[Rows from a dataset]
(begin)
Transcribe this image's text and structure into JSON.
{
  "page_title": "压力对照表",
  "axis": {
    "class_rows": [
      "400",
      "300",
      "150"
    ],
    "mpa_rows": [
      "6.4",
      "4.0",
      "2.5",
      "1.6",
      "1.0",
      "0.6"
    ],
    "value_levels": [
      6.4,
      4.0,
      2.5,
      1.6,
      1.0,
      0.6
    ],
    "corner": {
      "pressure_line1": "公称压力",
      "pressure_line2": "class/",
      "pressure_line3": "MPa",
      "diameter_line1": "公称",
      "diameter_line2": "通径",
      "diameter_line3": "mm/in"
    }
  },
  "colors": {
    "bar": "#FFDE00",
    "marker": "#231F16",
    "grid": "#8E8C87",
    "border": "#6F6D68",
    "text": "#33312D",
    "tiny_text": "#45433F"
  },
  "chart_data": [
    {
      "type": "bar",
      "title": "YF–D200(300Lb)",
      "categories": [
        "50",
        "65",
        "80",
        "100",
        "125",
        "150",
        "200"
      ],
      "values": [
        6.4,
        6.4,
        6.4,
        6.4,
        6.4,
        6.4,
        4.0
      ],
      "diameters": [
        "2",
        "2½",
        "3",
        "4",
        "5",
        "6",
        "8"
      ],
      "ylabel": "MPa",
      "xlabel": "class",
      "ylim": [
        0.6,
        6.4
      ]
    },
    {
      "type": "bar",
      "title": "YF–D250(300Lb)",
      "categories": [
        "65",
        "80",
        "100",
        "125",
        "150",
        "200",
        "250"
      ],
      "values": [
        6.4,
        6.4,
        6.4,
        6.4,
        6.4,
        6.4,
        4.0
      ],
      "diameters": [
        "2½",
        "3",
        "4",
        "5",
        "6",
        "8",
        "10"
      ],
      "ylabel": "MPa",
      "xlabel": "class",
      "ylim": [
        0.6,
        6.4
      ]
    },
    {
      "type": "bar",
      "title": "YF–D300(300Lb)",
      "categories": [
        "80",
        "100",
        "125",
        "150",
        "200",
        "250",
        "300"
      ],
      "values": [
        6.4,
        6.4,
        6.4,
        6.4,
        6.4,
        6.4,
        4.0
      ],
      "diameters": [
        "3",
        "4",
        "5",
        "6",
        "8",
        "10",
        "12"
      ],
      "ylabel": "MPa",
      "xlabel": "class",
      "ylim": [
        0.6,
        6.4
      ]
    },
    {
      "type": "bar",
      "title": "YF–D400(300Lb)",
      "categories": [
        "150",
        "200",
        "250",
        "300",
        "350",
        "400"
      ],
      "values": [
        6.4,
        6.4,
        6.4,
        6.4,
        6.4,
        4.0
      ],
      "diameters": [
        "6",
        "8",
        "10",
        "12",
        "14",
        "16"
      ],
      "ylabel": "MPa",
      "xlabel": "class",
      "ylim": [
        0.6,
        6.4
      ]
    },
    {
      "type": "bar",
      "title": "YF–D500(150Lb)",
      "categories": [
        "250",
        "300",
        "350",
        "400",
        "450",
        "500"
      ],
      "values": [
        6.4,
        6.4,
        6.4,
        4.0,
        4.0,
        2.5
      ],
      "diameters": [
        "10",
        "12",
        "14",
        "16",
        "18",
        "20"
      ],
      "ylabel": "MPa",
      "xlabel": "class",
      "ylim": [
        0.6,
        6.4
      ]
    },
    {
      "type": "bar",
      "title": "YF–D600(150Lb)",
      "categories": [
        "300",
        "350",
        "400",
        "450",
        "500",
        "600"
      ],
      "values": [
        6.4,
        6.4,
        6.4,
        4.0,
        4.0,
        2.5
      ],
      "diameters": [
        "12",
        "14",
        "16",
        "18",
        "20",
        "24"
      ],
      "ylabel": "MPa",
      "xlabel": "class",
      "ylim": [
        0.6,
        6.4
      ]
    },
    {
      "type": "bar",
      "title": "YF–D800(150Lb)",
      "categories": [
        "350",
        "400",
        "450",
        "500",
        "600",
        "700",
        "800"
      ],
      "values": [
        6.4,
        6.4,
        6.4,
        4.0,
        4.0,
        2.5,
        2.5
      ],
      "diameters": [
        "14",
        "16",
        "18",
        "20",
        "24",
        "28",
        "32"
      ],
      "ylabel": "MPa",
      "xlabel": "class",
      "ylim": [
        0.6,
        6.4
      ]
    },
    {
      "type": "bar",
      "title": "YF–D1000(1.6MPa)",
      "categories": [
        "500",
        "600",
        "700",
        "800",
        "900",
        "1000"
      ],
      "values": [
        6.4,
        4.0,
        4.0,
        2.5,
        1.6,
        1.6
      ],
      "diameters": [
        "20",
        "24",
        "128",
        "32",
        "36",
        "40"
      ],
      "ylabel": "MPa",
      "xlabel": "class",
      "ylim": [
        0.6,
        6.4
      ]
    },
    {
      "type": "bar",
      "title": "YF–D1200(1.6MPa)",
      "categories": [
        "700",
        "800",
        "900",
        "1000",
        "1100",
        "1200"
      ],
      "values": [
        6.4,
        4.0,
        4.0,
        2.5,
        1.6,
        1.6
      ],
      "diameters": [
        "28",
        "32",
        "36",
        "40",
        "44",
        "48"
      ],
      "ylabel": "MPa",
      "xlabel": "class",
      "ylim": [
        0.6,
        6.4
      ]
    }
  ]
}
(end)
Return each line of the data exactly as written above.

* Reply to the exercise
Transcribe this image's text and structure into JSON.
{
  "page_title": "压力对照表",
  "axis": {
    "class_rows": [
      "400",
      "300",
      "150"
    ],
    "mpa_rows": [
      "6.4",
      "4.0",
      "2.5",
      "1.6",
      "1.0",
      "0.6"
    ],
    "value_levels": [
      6.4,
      4.0,
      2.5,
      1.6,
      1.0,
      0.6
    ],
    "corner": {
      "pressure_line1": "公称压力",
      "pressure_line2": "class/",
      "pressure_line3": "MPa",
      "diameter_line1": "公称",
      "diameter_line2": "通径",
      "diameter_line3": "mm/in"
    }
  },
  "colors": {
    "bar": "#FFDE00",
    "marker": "#231F16",
    "grid": "#8E8C87",
    "border": "#6F6D68",
    "text": "#33312D",
    "tiny_text": "#45433F"
  },
  "chart_data": [
    {
      "type": "bar",
      "title": "YF–D200(300Lb)",
      "categories": [
        "50",
        "65",
        "80",
        "100",
        "125",
        "150",
        "200"
      ],
      "values": [
        6.4,
        6.4,
        6.4,
        6.4,
        6.4,
        6.4,
        4.0
      ],
      "diameters": [
        "2",
        "2½",
        "3",
        "4",
        "5",
        "6",
        "8"
      ],
      "ylabel": "MPa",
      "xlabel": "class",
      "ylim": [
        0.6,
        6.4
      ]
    },
    {
      "type": "bar",
      "title": "YF–D250(300Lb)",
      "categories": [
        "65",
        "80",
        "100",
        "125",
        "150",
        "200",
        "250"
      ],
      "values": [
        6.4,
        6.4,
        6.4,
        6.4,
        6.4,
        6.4,
        4.0
      ],
      "diameters": [
        "2½",
        "3",
        "4",
        "5",
        "6",
        "8",
        "10"
      ],
      "ylabel": "MPa",
      "xlabel": "class",
      "ylim": [
        0.6,
        6.4
      ]
    },
    {
      "type": "bar",
      "title": "YF–D300(300Lb)",
      "categories": [
        "80",
        "100",
        "125",
        "150",
        "200",
        "250",
        "300"
      ],
      "values": [
        6.4,
        6.4,
        6.4,
        6.4,
        6.4,
        6.4,
        4.0
      ],
      "diameters": [
        "3",
        "4",
        "5",
        "6",
        "8",
        "10",
        "12"
      ],
      "ylabel": "MPa",
      "xlabel": "class",
      "ylim": [
        0.6,
        6.4
      ]
    },
    {
      "type": "bar",
      "title": "YF–D400(300Lb)",
      "categories": [
        "150",
        "200",
        "250",
        "300",
        "350",
        "400"
      ],
      "values": [
        6.4,
        6.4,
        6.4,
        6.4,
        6.4,
        4.0
      ],
      "diameters": [
        "6",
        "8",
        "10",
        "12",
        "14",
        "16"
      ],
      "ylabel": "MPa",
      "xlabel": "class",
      "ylim": [
        0.6,
        6.4
      ]
    },
    {
      "type": "bar",
      "title": "YF–D500(150Lb)",
      "categories": [
        "250",
        "300",
        "350",
        "400",
        "450",
        "500"
      ],
      "values": [
        6.4,
        6.4,
        6.4,
        4.0,
        4.0,
        2.5
      ],
      "diameters": [
        "10",
        "12",
        "14",
        "16",
        "18",
        "20"
      ],
      "ylabel": "MPa",
      "xlabel": "class",
      "ylim": [
        0.6,
        6.4
      ]
    },
    {
      "type": "bar",
      "title": "YF–D600(150Lb)",
      "categories": [
        "300",
        "350",
        "400",
        "450",
        "500",
        "600"
      ],
      "values": [
        6.4,
        6.4,
        6.4,
        4.0,
        4.0,
        2.5
      ],
      "diameters": [
        "12",
        "14",
        "16",
        "18",
        "20",
        "24"
      ],
      "ylabel": "MPa",
      "xlabel": "class",
      "ylim": [
        0.6,
        6.4
      ]
    },
    {
      "type": "bar",
      "title": "YF–D800(150Lb)",
      "categories": [
        "350",
        "400",
        "450",
        "500",
        "600",
        "700",
        "800"
      ],
      "values": [
        6.4,
        6.4,
        6.4,
        4.0,
        4.0,
        2.5,
        2.5
      ],
      "diameters": [
        "14",
        "16",
        "18",
        "20",
        "24",
        "28",
        "32"
      ],
      "ylabel": "MPa",
      "xlabel": "class",
      "ylim": [
        0.6,
        6.4
      ]
    },
    {
      "type": "bar",
      "title": "YF–D1000(1.6MPa)",
      "categories": [
        "500",
        "600",
        "700",
        "800",
        "900",
        "1000"
      ],
      "values": [
        6.4,
        4.0,
        4.0,
        2.5,
        1.6,
        1.6
      ],
      "diameters": [
        "20",
        "24",
        "128",
        "32",
        "36",
        "40"
      ],
      "ylabel": "MPa",
      "xlabel": "class",
      "ylim": [
        0.6,
        6.4
      ]
    },
    {
      "type": "bar",
      "title": "YF–D1200(1.6MPa)",
      "categories": [
        "700",
        "800",
        "900",
        "1000",
        "1100",
        "1200"
      ],
      "values": [
        6.4,
        4.0,
        4.0,
        2.5,
        1.6,
        1.6
      ],
      "diameters": [
        "28",
        "32",
        "36",
        "40",
        "44",
        "48"
      ],
      "ylabel": "MPa",
      "xlabel": "class",
      "ylim": [
        0.6,
        6.4
      ]
    }
  ]
}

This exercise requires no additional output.